## WRITTEN TASK
Output the records. Match them exactly.
+ + +
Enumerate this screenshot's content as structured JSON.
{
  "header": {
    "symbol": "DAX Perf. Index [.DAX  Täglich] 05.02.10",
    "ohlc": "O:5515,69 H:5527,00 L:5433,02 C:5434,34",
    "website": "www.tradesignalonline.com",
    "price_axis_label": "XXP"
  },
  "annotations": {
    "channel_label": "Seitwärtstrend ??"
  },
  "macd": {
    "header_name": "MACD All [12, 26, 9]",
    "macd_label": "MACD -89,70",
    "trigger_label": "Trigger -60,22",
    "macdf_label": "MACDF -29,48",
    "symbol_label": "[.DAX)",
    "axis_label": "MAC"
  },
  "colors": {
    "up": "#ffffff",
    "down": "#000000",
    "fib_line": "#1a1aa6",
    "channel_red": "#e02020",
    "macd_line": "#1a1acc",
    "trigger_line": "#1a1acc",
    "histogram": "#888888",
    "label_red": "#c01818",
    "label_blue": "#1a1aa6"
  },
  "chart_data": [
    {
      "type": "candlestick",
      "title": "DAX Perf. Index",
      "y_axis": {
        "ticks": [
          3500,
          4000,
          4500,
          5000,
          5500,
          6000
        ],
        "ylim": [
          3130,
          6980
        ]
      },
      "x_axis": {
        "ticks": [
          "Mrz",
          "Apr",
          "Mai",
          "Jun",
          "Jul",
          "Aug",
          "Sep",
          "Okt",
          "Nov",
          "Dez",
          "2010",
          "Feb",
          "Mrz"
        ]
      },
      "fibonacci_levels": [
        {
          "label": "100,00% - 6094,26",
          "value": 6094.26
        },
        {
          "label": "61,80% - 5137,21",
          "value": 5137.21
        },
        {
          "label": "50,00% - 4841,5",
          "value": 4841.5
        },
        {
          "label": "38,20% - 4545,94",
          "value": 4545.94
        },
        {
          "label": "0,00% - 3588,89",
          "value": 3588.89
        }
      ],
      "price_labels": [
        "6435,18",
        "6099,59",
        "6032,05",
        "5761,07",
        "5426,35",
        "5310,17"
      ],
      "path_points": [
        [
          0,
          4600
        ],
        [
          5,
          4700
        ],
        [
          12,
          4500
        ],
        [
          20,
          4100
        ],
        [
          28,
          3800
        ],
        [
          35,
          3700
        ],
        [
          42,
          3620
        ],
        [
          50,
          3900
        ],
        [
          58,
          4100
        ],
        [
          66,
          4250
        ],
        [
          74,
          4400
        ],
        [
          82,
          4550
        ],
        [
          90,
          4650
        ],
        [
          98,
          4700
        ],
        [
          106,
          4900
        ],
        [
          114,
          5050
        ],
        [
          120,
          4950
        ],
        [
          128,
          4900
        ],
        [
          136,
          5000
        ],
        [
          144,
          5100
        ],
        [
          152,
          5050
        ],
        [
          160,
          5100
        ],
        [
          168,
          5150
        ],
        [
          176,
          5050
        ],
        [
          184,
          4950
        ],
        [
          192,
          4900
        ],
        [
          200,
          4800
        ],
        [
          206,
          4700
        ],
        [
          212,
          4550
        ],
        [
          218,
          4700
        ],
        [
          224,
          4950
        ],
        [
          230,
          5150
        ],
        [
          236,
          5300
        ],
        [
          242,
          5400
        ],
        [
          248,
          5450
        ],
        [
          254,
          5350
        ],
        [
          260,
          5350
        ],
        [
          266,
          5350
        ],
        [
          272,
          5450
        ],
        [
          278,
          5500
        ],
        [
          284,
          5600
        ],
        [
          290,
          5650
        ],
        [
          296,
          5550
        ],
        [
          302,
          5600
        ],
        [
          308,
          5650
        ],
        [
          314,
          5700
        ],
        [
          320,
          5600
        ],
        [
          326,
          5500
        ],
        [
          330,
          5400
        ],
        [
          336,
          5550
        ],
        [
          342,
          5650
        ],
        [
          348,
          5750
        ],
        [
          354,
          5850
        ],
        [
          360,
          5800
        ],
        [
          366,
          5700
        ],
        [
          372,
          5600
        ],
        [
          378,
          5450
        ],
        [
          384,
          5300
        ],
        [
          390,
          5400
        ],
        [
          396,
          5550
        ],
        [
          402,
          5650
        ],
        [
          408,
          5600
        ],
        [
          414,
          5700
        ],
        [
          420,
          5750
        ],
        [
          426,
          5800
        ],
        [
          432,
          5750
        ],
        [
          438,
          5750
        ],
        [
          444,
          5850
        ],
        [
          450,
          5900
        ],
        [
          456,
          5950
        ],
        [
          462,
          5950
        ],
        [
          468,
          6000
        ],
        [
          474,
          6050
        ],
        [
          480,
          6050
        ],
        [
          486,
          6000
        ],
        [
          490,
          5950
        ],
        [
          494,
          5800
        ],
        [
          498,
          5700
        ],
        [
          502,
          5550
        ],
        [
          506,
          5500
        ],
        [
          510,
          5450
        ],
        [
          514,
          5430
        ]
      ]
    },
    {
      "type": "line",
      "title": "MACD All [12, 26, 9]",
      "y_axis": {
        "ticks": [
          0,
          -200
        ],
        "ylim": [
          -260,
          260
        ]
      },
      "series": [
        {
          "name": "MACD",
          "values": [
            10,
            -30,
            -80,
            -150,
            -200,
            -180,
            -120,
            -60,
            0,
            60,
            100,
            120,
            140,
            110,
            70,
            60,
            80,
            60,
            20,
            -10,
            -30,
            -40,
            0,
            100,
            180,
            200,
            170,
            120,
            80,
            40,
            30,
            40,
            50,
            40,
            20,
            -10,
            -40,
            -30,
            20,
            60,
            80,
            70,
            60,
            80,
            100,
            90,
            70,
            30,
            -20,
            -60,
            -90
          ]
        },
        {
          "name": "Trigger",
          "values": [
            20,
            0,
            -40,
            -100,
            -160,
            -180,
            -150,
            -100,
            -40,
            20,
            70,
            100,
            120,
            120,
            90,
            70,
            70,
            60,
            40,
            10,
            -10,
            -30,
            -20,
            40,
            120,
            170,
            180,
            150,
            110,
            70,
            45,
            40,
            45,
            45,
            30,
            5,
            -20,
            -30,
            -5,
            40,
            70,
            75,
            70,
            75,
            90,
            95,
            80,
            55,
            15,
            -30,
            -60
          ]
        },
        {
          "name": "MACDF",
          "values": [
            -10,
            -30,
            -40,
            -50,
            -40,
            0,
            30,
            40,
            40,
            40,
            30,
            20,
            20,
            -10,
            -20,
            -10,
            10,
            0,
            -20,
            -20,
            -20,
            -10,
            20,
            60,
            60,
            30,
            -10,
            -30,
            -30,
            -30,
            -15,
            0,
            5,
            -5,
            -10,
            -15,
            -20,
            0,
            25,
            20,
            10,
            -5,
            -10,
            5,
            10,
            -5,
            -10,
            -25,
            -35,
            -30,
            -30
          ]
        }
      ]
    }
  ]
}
+ + +
## ANSWER TO THE EXERCISE
Enumerate this screenshot's content as structured JSON.
{
  "header": {
    "symbol": "DAX Perf. Index [.DAX  Täglich] 05.02.10",
    "ohlc": "O:5515,69 H:5527,00 L:5433,02 C:5434,34",
    "website": "www.tradesignalonline.com",
    "price_axis_label": "XXP"
  },
  "annotations": {
    "channel_label": "Seitwärtstrend ??"
  },
  "macd": {
    "header_name": "MACD All [12, 26, 9]",
    "macd_label": "MACD -89,70",
    "trigger_label": "Trigger -60,22",
    "macdf_label": "MACDF -29,48",
    "symbol_label": "[.DAX)",
    "axis_label": "MAC"
  },
  "colors": {
    "up": "#ffffff",
    "down": "#000000",
    "fib_line": "#1a1aa6",
    "channel_red": "#e02020",
    "macd_line": "#1a1acc",
    "trigger_line": "#1a1acc",
    "histogram": "#888888",
    "label_red": "#c01818",
    "label_blue": "#1a1aa6"
  },
  "chart_data": [
    {
      "type": "candlestick",
      "title": "DAX Perf. Index",
      "y_axis": {
        "ticks": [
          3500,
          4000,
          4500,
          5000,
          5500,
          6000
        ],
        "ylim": [
          3130,
          6980
        ]
      },
      "x_axis": {
        "ticks": [
          "Mrz",
          "Apr",
          "Mai",
          "Jun",
          "Jul",
          "Aug",
          "Sep",
          "Okt",
          "Nov",
          "Dez",
          "2010",
          "Feb",
          "Mrz"
        ]
      },
      "fibonacci_levels": [
        {
          "label": "100,00% - 6094,26",
          "value": 6094.26
        },
        {
          "label": "61,80% - 5137,21",
          "value": 5137.21
        },
        {
          "label": "50,00% - 4841,5",
          "value": 4841.5
        },
        {
          "label": "38,20% - 4545,94",
          "value": 4545.94
        },
        {
          "label": "0,00% - 3588,89",
          "value": 3588.89
        }
      ],
      "price_labels": [
        "6435,18",
        "6099,59",
        "6032,05",
        "5761,07",
        "5426,35",
        "5310,17"
      ],
      "path_points": [
        [
          0,
          4600
        ],
        [
          5,
          4700
        ],
        [
          12,
          4500
        ],
        [
          20,
          4100
        ],
        [
          28,
          3800
        ],
        [
          35,
          3700
        ],
        [
          42,
          3620
        ],
        [
          50,
          3900
        ],
        [
          58,
          4100
        ],
        [
          66,
          4250
        ],
        [
          74,
          4400
        ],
        [
          82,
          4550
        ],
        [
          90,
          4650
        ],
        [
          98,
          4700
        ],
        [
          106,
          4900
        ],
        [
          114,
          5050
        ],
        [
          120,
          4950
        ],
        [
          128,
          4900
        ],
        [
          136,
          5000
        ],
        [
          144,
          5100
        ],
        [
          152,
          5050
        ],
        [
          160,
          5100
        ],
        [
          168,
          5150
        ],
        [
          176,
          5050
        ],
        [
          184,
          4950
        ],
        [
          192,
          4900
        ],
        [
          200,
          4800
        ],
        [
          206,
          4700
        ],
        [
          212,
          4550
        ],
        [
          218,
          4700
        ],
        [
          224,
          4950
        ],
        [
          230,
          5150
        ],
        [
          236,
          5300
        ],
        [
          242,
          5400
        ],
        [
          248,
          5450
        ],
        [
          254,
          5350
        ],
        [
          260,
          5350
        ],
        [
          266,
          5350
        ],
        [
          272,
          5450
        ],
        [
          278,
          5500
        ],
        [
          284,
          5600
        ],
        [
          290,
          5650
        ],
        [
          296,
          5550
        ],
        [
          302,
          5600
        ],
        [
          308,
          5650
        ],
        [
          314,
          5700
        ],
        [
          320,
          5600
        ],
        [
          326,
          5500
        ],
        [
          330,
          5400
        ],
        [
          336,
          5550
        ],
        [
          342,
          5650
        ],
        [
          348,
          5750
        ],
        [
          354,
          5850
        ],
        [
          360,
          5800
        ],
        [
          366,
          5700
        ],
        [
          372,
          5600
        ],
        [
          378,
          5450
        ],
        [
          384,
          5300
        ],
        [
          390,
          5400
        ],
        [
          396,
          5550
        ],
        [
          402,
          5650
        ],
        [
          408,
          5600
        ],
        [
          414,
          5700
        ],
        [
          420,
          5750
        ],
        [
          426,
          5800
        ],
        [
          432,
          5750
        ],
        [
          438,
          5750
        ],
        [
          444,
          5850
        ],
        [
          450,
          5900
        ],
        [
          456,
          5950
        ],
        [
          462,
          5950
        ],
        [
          468,
          6000
        ],
        [
          474,
          6050
        ],
        [
          480,
          6050
        ],
        [
          486,
          6000
        ],
        [
          490,
          5950
        ],
        [
          494,
          5800
        ],
        [
          498,
          5700
        ],
        [
          502,
          5550
        ],
        [
          506,
          5500
        ],
        [
          510,
          5450
        ],
        [
          514,
          5430
        ]
      ]
    },
    {
      "type": "line",
      "title": "MACD All [12, 26, 9]",
      "y_axis": {
        "ticks": [
          0,
          -200
        ],
        "ylim": [
          -260,
          260
        ]
      },
      "series": [
        {
          "name": "MACD",
          "values": [
            10,
            -30,
            -80,
            -150,
            -200,
            -180,
            -120,
            -60,
            0,
            60,
            100,
            120,
            140,
            110,
            70,
            60,
            80,
            60,
            20,
            -10,
            -30,
            -40,
            0,
            100,
            180,
            200,
            170,
            120,
            80,
            40,
            30,
            40,
            50,
            40,
            20,
            -10,
            -40,
            -30,
            20,
            60,
            80,
            70,
            60,
            80,
            100,
            90,
            70,
            30,
            -20,
            -60,
            -90
          ]
        },
        {
          "name": "Trigger",
          "values": [
            20,
            0,
            -40,
            -100,
            -160,
            -180,
            -150,
            -100,
            -40,
            20,
            70,
            100,
            120,
            120,
            90,
            70,
            70,
            60,
            40,
            10,
            -10,
            -30,
            -20,
            40,
            120,
            170,
            180,
            150,
            110,
            70,
            45,
            40,
            45,
            45,
            30,
            5,
            -20,
            -30,
            -5,
            40,
            70,
            75,
            70,
            75,
            90,
            95,
            80,
            55,
            15,
            -30,
            -60
          ]
        },
        {
          "name": "MACDF",
          "values": [
            -10,
            -30,
            -40,
            -50,
            -40,
            0,
            30,
            40,
            40,
            40,
            30,
            20,
            20,
            -10,
            -20,
            -10,
            10,
            0,
            -20,
            -20,
            -20,
            -10,
            20,
            60,
            60,
            30,
            -10,
            -30,
            -30,
            -30,
            -15,
            0,
            5,
            -5,
            -10,
            -15,
            -20,
            0,
            25,
            20,
            10,
            -5,
            -10,
            5,
            10,
            -5,
            -10,
            -25,
            -35,
            -30,
            -30
          ]
        }
      ]
    }
  ]
}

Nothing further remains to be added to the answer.